» **YOUR OBJECTIVE**:
The entries below contain pictures. Retype everything except those pictures, exactly as given.

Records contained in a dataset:
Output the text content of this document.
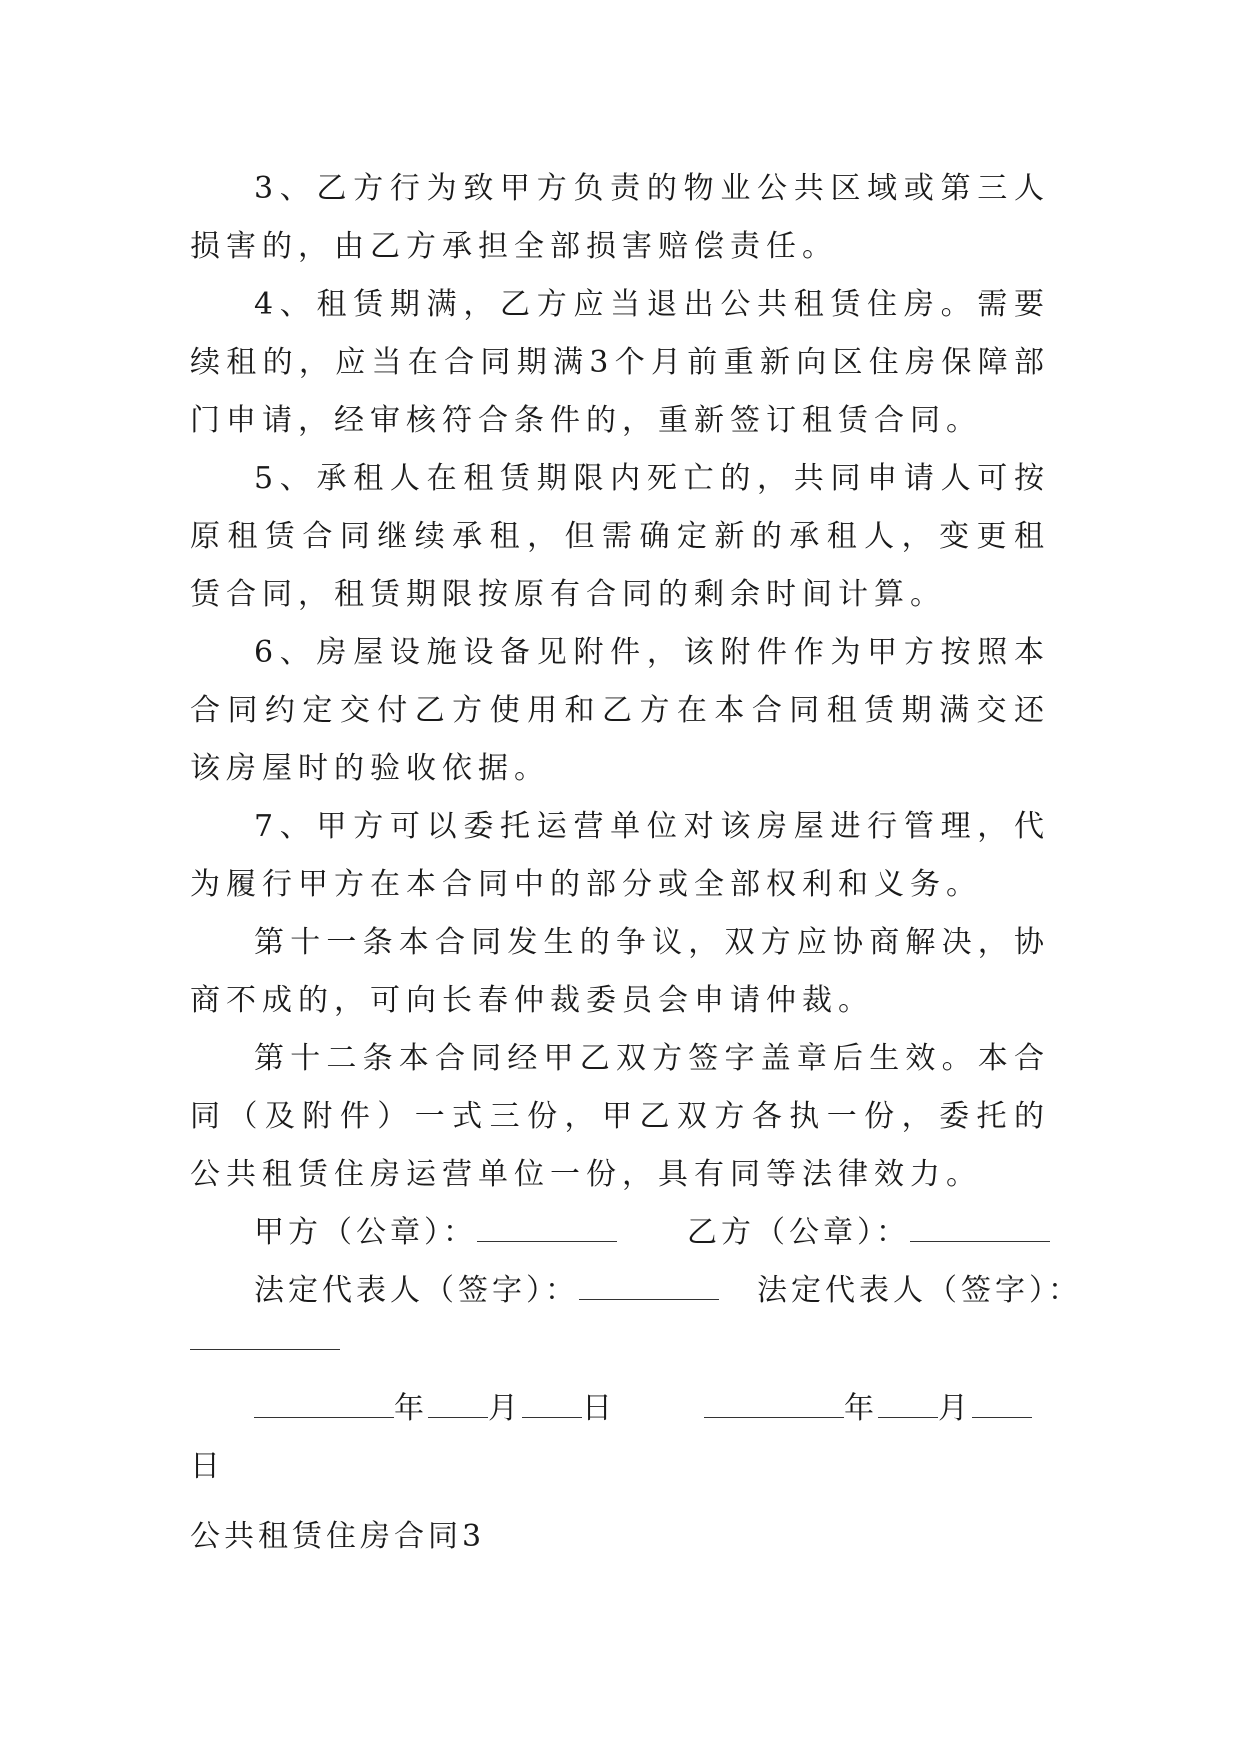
3、乙方行为致甲方负责的物业公共区域或第三人损害的，由乙方承担全部损害赔偿责任。

4、租赁期满，乙方应当退出公共租赁住房。需要续租的，应当在合同期满3个月前重新向区住房保障部门申请，经审核符合条件的，重新签订租赁合同。

5、承租人在租赁期限内死亡的，共同申请人可按原租赁合同继续承租，但需确定新的承租人，变更租赁合同，租赁期限按原有合同的剩余时间计算。

6、房屋设施设备见附件，该附件作为甲方按照本合同约定交付乙方使用和乙方在本合同租赁期满交还该房屋时的验收依据。

7、甲方可以委托运营单位对该房屋进行管理，代为履行甲方在本合同中的部分或全部权利和义务。

第十一条本合同发生的争议，双方应协商解决，协商不成的，可向长春仲裁委员会申请仲裁。

第十二条本合同经甲乙双方签字盖章后生效。本合同（及附件）一式三份，甲乙双方各执一份，委托的公共租赁住房运营单位一份，具有同等法律效力。

甲方（公章）：	乙方（公章）：

法定代表人（签字）：	法定代表人（签字）：

年 月 日	年 月

日

公共租赁住房合同3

» **RESULT**:
Output the text content of this document.
3、乙方行为致甲方负责的物业公共区域或第三人损害的，由乙方承担全部损害赔偿责任。

4、租赁期满，乙方应当退出公共租赁住房。需要续租的，应当在合同期满3个月前重新向区住房保障部门申请，经审核符合条件的，重新签订租赁合同。

5、承租人在租赁期限内死亡的，共同申请人可按原租赁合同继续承租，但需确定新的承租人，变更租赁合同，租赁期限按原有合同的剩余时间计算。

6、房屋设施设备见附件，该附件作为甲方按照本合同约定交付乙方使用和乙方在本合同租赁期满交还该房屋时的验收依据。

7、甲方可以委托运营单位对该房屋进行管理，代为履行甲方在本合同中的部分或全部权利和义务。

第十一条本合同发生的争议，双方应协商解决，协商不成的，可向长春仲裁委员会申请仲裁。

第十二条本合同经甲乙双方签字盖章后生效。本合同（及附件）一式三份，甲乙双方各执一份，委托的公共租赁住房运营单位一份，具有同等法律效力。

甲方（公章）：	乙方（公章）：

法定代表人（签字）：	法定代表人（签字）：

年 月 日	年 月

日

公共租赁住房合同3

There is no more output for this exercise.